-- START TEXT SHOWN --

# <center>CS 207 Final Project: Milestone 2</center>
<center>November 2019</center>

## Introduction


Efficiently and accurately evaluating derivatives of functions is one of the most important operations in science and engineering. Automatic differentiation (AD) is a technique which, given a function $f$ and a point, automatically evaluates that point's derivative. AD is less costly than symbolic defferentiation, while achieving machine precision compared with finite differentiation. This library implements the forward mode of AD, along with some additional features.


## Background

We present below some of the key concepts and formulae upon which we build the veritorch library:

### Chain rule

Chain rule is fundamental to AD when we decompose functions.

Suppose we have $h(u(t), v(t))$, its derivative with respect to $t$ is:

$$\frac{\partial h}{\partial t} = \frac{\partial h}{\partial u}\frac{\partial u}{\partial t} + \frac{\partial h}{\partial v}\frac{\partial v}{\partial t}.$$

For the general function $h(y_1(\mathbf{x}), \dotsc,y_n(\mathbf{x}))$, where we replace $t$ with a vector $\mathbf{x} \in \mathbb{R}^m$ and $h$ a function of $n$ other functions $y_i$, the derivative is:

$$\nabla_x h = \sum_{i=1}^n \frac{\partial h}{\partial y_i} \nabla y_i(\mathbf{x})$$

### Jacobians and vectors

If we have a function $\mathbf{y}(\mathbf{x})$: $\mathbb{R}^n \rightarrow \mathbb{R}^m$, the Jacobian matrix of it is a matrix representing all the possible partial derivatives combinations as follows:
$$
\mathbf{J} = \begin{bmatrix}
\frac{\partial \mathbf{y}}{\partial x_1} & \dots  & \frac{\partial \mathbf{y}}{\partial x_n}
\end{bmatrix} = \begin{bmatrix} 
\frac{\partial {y_1}}{\partial x_1} & \dots & \frac{\partial {y_1}}{\partial x_n} \\
\vdots & \ddots & \vdots\\
\frac{\partial {y_m}}{\partial x_1} & \dots & \frac{\partial {y_m}}{\partial x_n} \\
\end{bmatrix}
$$
In general, for example, we have a function $g(\mathbf{y}(\mathbf{x}))$. Suppose a vector $\mathbf{v}$ happens to be the gradient of g with respect the vector $\mathbf{y}$ as follows: 
$$
\mathbf{v} = \begin{bmatrix}
\frac{\partial g}{\partial y_1} & \dots & \frac{\partial g}{\partial y_m}
\end{bmatrix} ^T
$$
To get the gradient of g with respect to $\mathbf{x}$, we multiply Jacobian matrix $\mathbf{J}$ with vector $\mathbf{v}$: 

$$\mathbf{J} \cdot \mathbf{v} = \begin{bmatrix} 
\frac{\partial {y_1}}{\partial x_1} & \dots & \frac{\partial {y_m}}{\partial x_n} \\
\vdots & \ddots & \vdots\\
\frac{\partial {y_1}}{\partial x_1} & \dots & \frac{\partial {y_m}}{\partial x_n} \\
\end{bmatrix} 
\begin{bmatrix}
\frac{\partial g}{\partial y_1} \\
\vdots \\ 
\frac{\partial g}{\partial y_m}
\end{bmatrix} = \begin{bmatrix}
\frac{\partial g}{\partial x_1} \\
\vdots \\ 
\frac{\partial g}{\partial x_n}
\end{bmatrix} $$

### Computational graphs 

AD exploits the idea that complicated equations could be converted into a sequence of elementary operations which have specified routines for computing derivatives. This process, also called the evaluation trace, can be visualized by a computational graph where each step is an elementary operation. For example, we want to evaluate the derivative of the function: $$f(x) = 5\exp(x^2)+\sin(3x)$$
Here in this example, the right-most $x_7$ represents the value of $f(x)$, while the left-most $x$ represents our input variable. We construct a computational graph where we take the input $x$ as a node, and we take the constants as nodes as well when applicable. These nodes are connected by lines (edges) to represent the flow of information.

-- END TEXT SHOWN --

--- GIVEN TASK ---
From the automatic differentiation text, quote word for word the passage starting with "AD exploits the" and going on through "flow of information.".

-- START MATERIAL --

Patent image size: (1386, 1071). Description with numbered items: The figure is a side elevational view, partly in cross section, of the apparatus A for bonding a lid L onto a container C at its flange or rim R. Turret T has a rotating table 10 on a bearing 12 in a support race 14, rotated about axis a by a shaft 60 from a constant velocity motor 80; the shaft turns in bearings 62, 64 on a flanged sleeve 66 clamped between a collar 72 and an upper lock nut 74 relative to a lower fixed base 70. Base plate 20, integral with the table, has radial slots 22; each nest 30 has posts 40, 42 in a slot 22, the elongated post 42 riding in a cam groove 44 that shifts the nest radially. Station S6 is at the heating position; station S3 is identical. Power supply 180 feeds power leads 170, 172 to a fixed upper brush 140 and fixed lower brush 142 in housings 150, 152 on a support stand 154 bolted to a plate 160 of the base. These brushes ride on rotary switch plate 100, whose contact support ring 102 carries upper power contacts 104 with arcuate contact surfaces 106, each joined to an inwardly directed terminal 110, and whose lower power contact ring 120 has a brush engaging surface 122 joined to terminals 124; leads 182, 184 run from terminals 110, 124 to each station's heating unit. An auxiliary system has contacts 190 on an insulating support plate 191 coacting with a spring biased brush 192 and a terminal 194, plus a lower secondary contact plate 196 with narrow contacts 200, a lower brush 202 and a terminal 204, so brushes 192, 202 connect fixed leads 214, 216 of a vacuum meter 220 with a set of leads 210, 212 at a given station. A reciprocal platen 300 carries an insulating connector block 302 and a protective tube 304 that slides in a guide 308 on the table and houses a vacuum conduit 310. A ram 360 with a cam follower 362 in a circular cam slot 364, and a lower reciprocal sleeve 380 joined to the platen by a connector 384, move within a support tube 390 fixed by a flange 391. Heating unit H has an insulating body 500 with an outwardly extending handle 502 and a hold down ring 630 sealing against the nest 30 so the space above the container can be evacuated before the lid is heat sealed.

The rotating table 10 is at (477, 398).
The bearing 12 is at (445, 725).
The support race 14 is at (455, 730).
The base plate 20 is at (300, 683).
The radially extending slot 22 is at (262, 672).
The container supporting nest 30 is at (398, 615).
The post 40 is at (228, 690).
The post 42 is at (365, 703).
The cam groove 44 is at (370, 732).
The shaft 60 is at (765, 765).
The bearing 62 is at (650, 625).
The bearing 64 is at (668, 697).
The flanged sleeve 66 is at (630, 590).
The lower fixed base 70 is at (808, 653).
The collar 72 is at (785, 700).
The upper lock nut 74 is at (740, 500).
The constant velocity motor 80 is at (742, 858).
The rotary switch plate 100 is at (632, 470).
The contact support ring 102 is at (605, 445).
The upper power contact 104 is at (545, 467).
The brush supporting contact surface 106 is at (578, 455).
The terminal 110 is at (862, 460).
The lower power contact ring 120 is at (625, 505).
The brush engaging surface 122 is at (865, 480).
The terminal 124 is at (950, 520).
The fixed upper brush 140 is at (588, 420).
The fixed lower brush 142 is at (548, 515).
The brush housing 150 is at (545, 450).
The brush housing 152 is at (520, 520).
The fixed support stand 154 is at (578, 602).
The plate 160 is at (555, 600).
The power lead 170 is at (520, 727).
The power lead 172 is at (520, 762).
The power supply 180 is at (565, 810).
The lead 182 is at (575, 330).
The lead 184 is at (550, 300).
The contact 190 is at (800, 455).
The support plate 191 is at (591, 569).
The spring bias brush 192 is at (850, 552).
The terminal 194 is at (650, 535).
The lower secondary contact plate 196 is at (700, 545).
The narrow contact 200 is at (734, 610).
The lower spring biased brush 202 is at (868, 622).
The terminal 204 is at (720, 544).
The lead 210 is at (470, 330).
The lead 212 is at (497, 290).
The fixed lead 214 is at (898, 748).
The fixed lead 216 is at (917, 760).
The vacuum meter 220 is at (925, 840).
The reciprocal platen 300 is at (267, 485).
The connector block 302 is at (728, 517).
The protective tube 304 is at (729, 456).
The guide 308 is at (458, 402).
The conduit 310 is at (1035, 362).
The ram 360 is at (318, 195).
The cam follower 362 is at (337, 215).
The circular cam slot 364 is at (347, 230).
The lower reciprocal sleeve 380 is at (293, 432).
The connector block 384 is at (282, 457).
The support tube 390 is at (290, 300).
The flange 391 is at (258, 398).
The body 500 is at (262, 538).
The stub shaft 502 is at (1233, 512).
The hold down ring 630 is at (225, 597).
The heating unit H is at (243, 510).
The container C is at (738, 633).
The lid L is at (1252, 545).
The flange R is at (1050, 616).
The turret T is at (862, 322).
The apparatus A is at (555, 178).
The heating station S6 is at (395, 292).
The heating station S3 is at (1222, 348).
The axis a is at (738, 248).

-- END MATERIAL --
-- START MATERIAL --

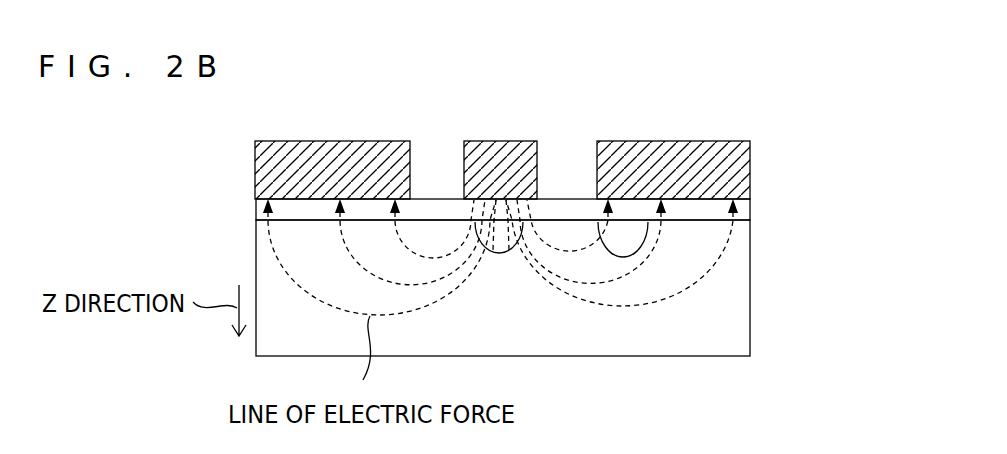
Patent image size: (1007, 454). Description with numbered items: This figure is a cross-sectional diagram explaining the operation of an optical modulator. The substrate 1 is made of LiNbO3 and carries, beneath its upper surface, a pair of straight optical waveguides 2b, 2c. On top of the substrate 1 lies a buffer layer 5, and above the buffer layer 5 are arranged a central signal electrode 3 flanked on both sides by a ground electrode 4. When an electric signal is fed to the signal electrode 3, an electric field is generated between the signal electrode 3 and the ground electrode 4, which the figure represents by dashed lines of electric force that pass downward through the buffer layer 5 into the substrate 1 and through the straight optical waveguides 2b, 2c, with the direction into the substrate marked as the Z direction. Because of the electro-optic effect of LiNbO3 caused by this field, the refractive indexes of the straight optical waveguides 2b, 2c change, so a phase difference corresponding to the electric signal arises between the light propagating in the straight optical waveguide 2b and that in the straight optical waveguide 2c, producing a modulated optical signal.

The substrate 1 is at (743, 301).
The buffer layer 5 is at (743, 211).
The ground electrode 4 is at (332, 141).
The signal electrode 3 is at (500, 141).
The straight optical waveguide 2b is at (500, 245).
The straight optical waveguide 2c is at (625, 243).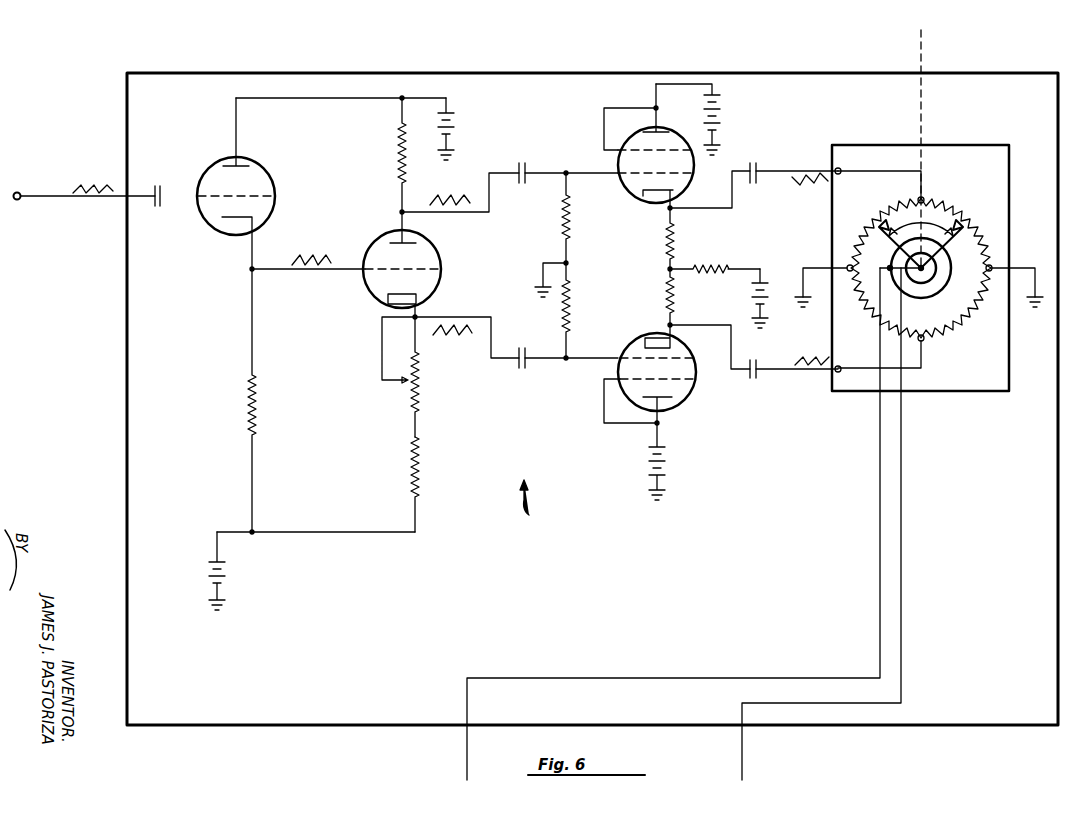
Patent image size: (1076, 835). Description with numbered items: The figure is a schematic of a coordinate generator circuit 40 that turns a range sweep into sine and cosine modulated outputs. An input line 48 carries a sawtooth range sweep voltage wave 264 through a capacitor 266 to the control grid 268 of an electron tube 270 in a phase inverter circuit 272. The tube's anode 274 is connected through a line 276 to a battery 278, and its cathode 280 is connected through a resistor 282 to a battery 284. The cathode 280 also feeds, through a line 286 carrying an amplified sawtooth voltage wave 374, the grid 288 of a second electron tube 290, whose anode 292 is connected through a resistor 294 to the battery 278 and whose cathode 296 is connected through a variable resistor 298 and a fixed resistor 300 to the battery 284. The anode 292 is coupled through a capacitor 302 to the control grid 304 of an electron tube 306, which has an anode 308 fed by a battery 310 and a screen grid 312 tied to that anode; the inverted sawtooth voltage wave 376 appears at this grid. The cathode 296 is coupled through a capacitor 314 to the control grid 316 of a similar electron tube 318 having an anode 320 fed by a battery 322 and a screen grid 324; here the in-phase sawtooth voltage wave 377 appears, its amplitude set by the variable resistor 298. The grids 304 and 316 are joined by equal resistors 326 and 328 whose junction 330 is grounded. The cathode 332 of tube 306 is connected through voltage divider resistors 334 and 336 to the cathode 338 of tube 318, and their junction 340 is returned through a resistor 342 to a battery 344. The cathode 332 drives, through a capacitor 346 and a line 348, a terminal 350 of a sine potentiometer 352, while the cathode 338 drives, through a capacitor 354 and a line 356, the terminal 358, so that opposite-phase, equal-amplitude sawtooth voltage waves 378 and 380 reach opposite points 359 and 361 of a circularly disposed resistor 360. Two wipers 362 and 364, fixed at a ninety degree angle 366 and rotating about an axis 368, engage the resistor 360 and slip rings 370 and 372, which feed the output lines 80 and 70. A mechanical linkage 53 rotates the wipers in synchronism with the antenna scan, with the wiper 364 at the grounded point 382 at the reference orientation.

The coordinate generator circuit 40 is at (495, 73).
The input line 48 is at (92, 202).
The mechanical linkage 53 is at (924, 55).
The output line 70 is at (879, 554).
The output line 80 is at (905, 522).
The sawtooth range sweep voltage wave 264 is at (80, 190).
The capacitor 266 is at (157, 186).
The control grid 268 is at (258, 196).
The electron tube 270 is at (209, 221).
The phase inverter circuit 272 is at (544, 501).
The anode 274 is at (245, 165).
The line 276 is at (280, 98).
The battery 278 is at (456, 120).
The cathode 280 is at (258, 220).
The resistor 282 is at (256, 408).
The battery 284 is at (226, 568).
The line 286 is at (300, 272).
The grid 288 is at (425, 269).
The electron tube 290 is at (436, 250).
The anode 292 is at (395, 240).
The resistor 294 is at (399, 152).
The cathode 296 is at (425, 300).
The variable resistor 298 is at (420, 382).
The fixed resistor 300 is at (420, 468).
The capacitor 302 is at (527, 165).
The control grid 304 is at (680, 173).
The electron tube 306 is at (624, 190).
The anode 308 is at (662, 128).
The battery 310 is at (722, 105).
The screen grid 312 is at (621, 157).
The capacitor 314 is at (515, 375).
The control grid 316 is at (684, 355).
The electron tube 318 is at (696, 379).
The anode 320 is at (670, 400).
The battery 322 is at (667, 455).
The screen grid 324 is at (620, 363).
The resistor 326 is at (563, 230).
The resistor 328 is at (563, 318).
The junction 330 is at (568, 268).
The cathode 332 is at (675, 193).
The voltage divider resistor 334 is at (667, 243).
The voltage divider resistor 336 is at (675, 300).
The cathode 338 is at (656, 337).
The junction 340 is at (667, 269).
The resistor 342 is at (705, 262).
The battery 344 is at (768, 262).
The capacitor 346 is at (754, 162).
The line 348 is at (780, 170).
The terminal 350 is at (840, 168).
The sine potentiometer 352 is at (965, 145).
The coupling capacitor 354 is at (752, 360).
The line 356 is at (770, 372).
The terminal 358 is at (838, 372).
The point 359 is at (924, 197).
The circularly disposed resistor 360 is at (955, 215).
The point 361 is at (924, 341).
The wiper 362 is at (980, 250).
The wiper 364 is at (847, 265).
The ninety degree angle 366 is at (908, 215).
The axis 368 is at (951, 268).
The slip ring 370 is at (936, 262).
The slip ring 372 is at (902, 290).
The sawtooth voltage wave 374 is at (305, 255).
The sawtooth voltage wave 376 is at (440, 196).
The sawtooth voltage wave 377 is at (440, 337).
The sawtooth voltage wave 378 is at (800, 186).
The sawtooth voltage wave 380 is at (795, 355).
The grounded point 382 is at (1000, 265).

-- END MATERIAL --
-- START MATERIAL --

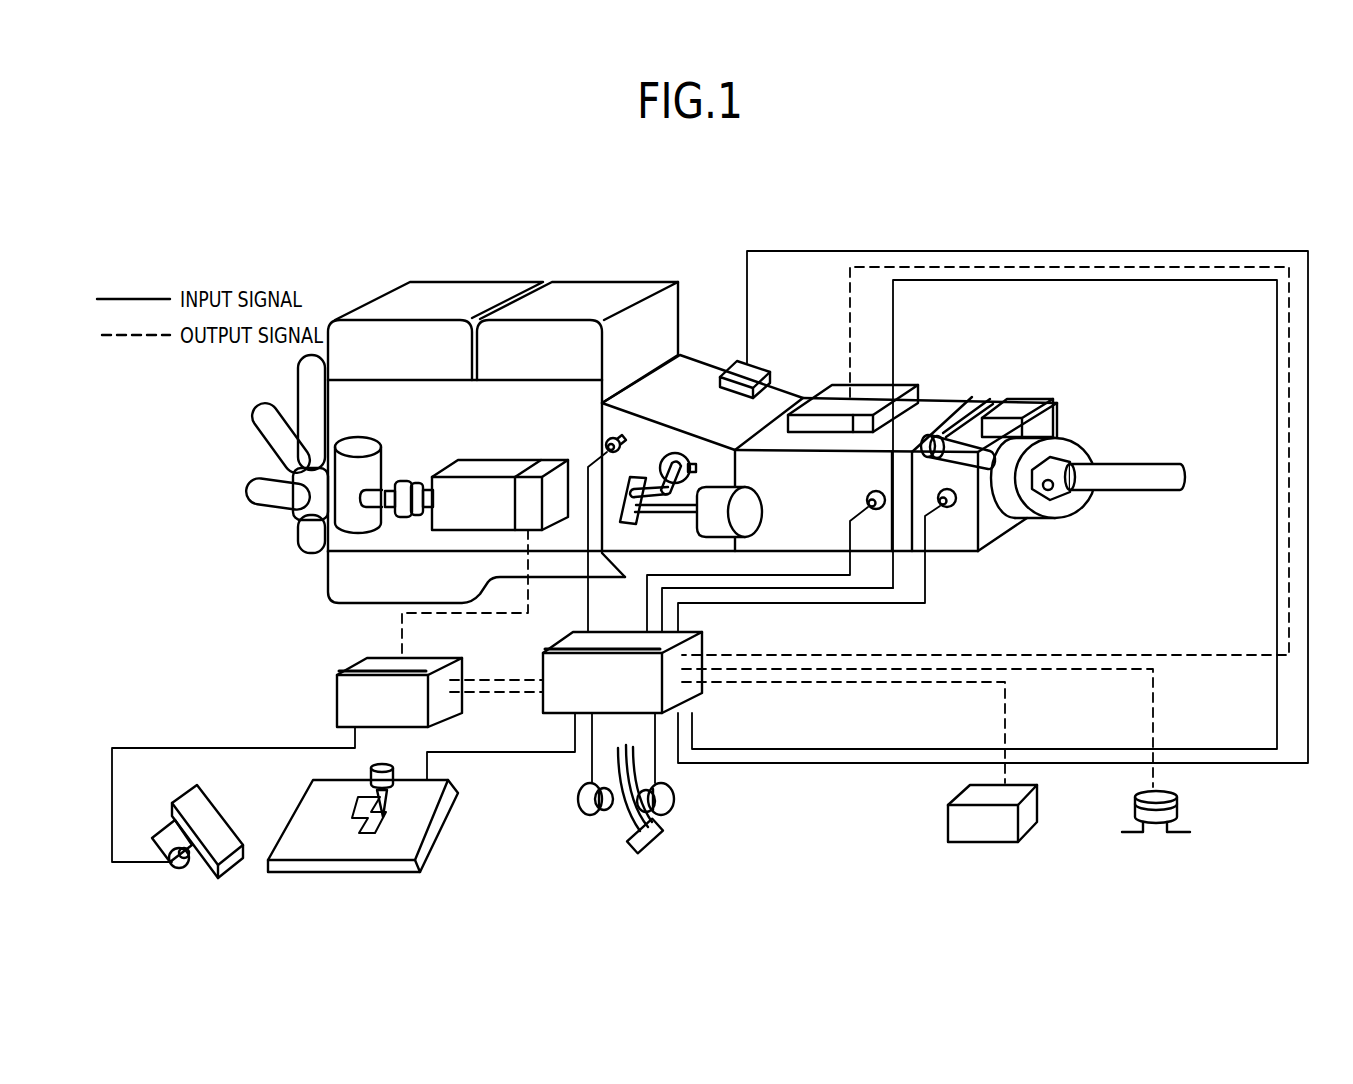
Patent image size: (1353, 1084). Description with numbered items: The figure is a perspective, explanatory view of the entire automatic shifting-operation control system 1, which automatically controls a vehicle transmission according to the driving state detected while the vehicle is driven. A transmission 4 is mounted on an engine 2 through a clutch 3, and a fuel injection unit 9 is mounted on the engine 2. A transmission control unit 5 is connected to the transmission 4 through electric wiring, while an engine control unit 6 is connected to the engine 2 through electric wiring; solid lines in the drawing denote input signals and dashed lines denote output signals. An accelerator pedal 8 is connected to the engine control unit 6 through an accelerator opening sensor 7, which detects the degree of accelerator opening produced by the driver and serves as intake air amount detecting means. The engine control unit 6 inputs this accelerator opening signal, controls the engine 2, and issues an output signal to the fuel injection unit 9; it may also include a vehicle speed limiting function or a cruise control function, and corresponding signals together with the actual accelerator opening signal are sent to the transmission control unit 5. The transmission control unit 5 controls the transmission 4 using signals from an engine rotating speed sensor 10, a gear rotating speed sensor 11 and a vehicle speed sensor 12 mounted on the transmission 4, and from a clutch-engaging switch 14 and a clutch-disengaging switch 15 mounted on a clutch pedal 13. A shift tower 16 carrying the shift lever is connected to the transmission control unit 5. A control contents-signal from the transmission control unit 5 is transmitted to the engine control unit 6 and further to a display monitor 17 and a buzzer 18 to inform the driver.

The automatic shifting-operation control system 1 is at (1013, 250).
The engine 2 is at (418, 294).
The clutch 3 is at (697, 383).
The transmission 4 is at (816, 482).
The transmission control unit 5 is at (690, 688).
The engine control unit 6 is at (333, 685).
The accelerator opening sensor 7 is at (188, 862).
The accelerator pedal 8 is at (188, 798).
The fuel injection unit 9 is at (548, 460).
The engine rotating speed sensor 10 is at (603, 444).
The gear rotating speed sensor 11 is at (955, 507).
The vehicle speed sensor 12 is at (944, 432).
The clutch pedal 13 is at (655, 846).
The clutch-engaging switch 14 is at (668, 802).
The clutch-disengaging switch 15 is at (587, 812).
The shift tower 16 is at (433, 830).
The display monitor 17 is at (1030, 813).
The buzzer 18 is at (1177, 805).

-- END MATERIAL --

--- PROBLEM SOLUTION ---
AD exploits the idea that complicated equations could be converted into a sequence of elementary operations which have specified routines for computing derivatives. This process, also called the evaluation trace, can be visualized by a computational graph where each step is an elementary operation. For example, we want to evaluate the derivative of the function: $$f(x) = 5\exp(x^2)+\sin(3x)$$
Here in this example, the right-most $x_7$ represents the value of $f(x)$, while the left-most $x$ represents our input variable. We construct a computational graph where we take the input $x$ as a node, and we take the constants as nodes as well when applicable. These nodes are connected by lines (edges) to represent the flow of information.